## PROBLEM REQUIREMENTS
Give the count of lines containing the string "σχέσιν", with no other output.
((
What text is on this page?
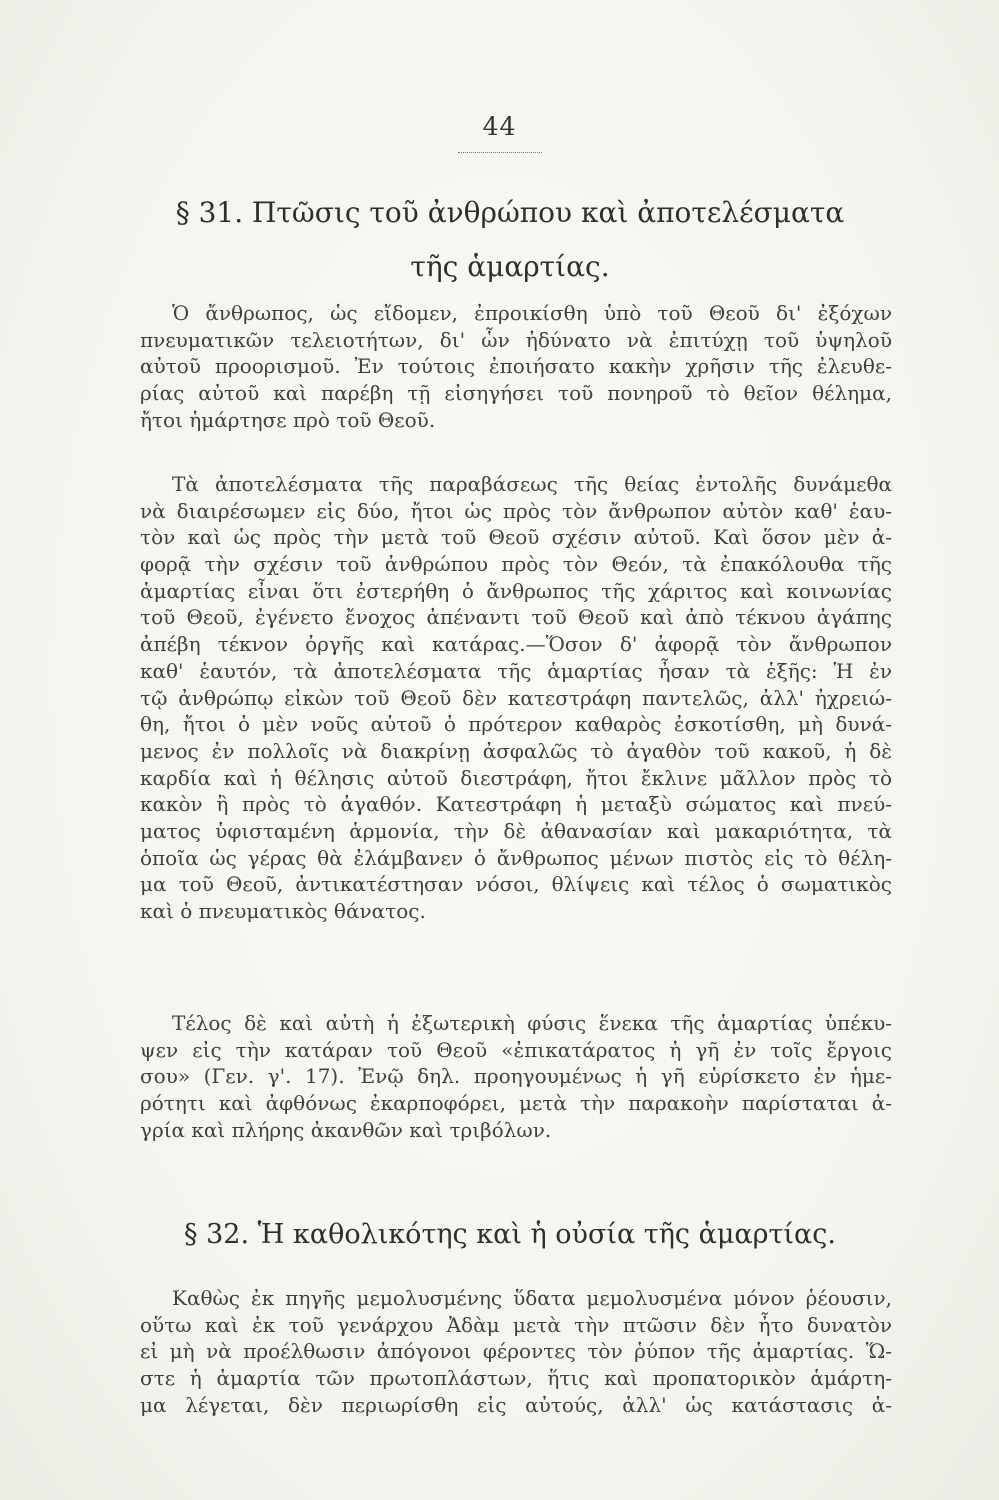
44
§ 31. Πτῶσις τοῦ ἀνθρώπου καὶ ἀποτελέσματα
τῆς ἁμαρτίας.
Ὁ ἄνθρωπος, ὡς εἴδομεν, ἐπροικίσθη ὑπὸ τοῦ Θεοῦ δι' ἐξόχων
πνευματικῶν τελειοτήτων, δι' ὧν ἠδύνατο νὰ ἐπιτύχῃ τοῦ ὑψηλοῦ
αὐτοῦ προορισμοῦ. Ἐν τούτοις ἐποιήσατο κακὴν χρῆσιν τῆς ἐλευθε-
ρίας αὐτοῦ καὶ παρέβη τῇ εἰσηγήσει τοῦ πονηροῦ τὸ θεῖον θέλημα,
ἤτοι ἡμάρτησε πρὸ τοῦ Θεοῦ.
Τὰ ἀποτελέσματα τῆς παραβάσεως τῆς θείας ἐντολῆς δυνάμεθα
νὰ διαιρέσωμεν εἰς δύο, ἤτοι ὡς πρὸς τὸν ἄνθρωπον αὐτὸν καθ' ἑαυ-
τὸν καὶ ὡς πρὸς τὴν μετὰ τοῦ Θεοῦ σχέσιν αὐτοῦ. Καὶ ὅσον μὲν ἀ-
φορᾷ τὴν σχέσιν τοῦ ἀνθρώπου πρὸς τὸν Θεόν, τὰ ἐπακόλουθα τῆς
ἁμαρτίας εἶναι ὅτι ἐστερήθη ὁ ἄνθρωπος τῆς χάριτος καὶ κοινωνίας
τοῦ Θεοῦ, ἐγένετο ἔνοχος ἀπέναντι τοῦ Θεοῦ καὶ ἀπὸ τέκνου ἀγάπης
ἀπέβη τέκνον ὀργῆς καὶ κατάρας.—Ὅσον δ' ἀφορᾷ τὸν ἄνθρωπον
καθ' ἑαυτόν, τὰ ἀποτελέσματα τῆς ἁμαρτίας ἦσαν τὰ ἑξῆς: Ἡ ἐν
τῷ ἀνθρώπῳ εἰκὼν τοῦ Θεοῦ δὲν κατεστράφη παντελῶς, ἀλλ' ἠχρειώ-
θη, ἤτοι ὁ μὲν νοῦς αὐτοῦ ὁ πρότερον καθαρὸς ἐσκοτίσθη, μὴ δυνά-
μενος ἐν πολλοῖς νὰ διακρίνῃ ἀσφαλῶς τὸ ἀγαθὸν τοῦ κακοῦ, ἡ δὲ
καρδία καὶ ἡ θέλησις αὐτοῦ διεστράφη, ἤτοι ἔκλινε μᾶλλον πρὸς τὸ
κακὸν ἢ πρὸς τὸ ἀγαθόν. Κατεστράφη ἡ μεταξὺ σώματος καὶ πνεύ-
ματος ὑφισταμένη ἁρμονία, τὴν δὲ ἀθανασίαν καὶ μακαριότητα, τὰ
ὁποῖα ὡς γέρας θὰ ἐλάμβανεν ὁ ἄνθρωπος μένων πιστὸς εἰς τὸ θέλη-
μα τοῦ Θεοῦ, ἀντικατέστησαν νόσοι, θλίψεις καὶ τέλος ὁ σωματικὸς
καὶ ὁ πνευματικὸς θάνατος.
Τέλος δὲ καὶ αὐτὴ ἡ ἐξωτερικὴ φύσις ἕνεκα τῆς ἁμαρτίας ὑπέκυ-
ψεν εἰς τὴν κατάραν τοῦ Θεοῦ «ἐπικατάρατος ἡ γῆ ἐν τοῖς ἔργοις
σου» (Γεν. γ'. 17). Ἐνῷ δηλ. προηγουμένως ἡ γῆ εὑρίσκετο ἐν ἡμε-
ρότητι καὶ ἀφθόνως ἐκαρποφόρει, μετὰ τὴν παρακοὴν παρίσταται ἀ-
γρία καὶ πλήρης ἀκανθῶν καὶ τριβόλων.
§ 32. Ἡ καθολικότης καὶ ἡ οὐσία τῆς ἁμαρτίας.
Καθὼς ἐκ πηγῆς μεμολυσμένης ὕδατα μεμολυσμένα μόνον ῥέουσιν,
οὕτω καὶ ἐκ τοῦ γενάρχου Ἀδὰμ μετὰ τὴν πτῶσιν δὲν ἦτο δυνατὸν
εἰ μὴ νὰ προέλθωσιν ἀπόγονοι φέροντες τὸν ῥύπον τῆς ἁμαρτίας. Ὥ-
στε ἡ ἁμαρτία τῶν πρωτοπλάστων, ἥτις καὶ προπατορικὸν ἁμάρτη-
μα λέγεται, δὲν περιωρίσθη εἰς αὐτούς, ἀλλ' ὡς κατάστασις ἁ-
))
## EXERCISE SOLUTION
2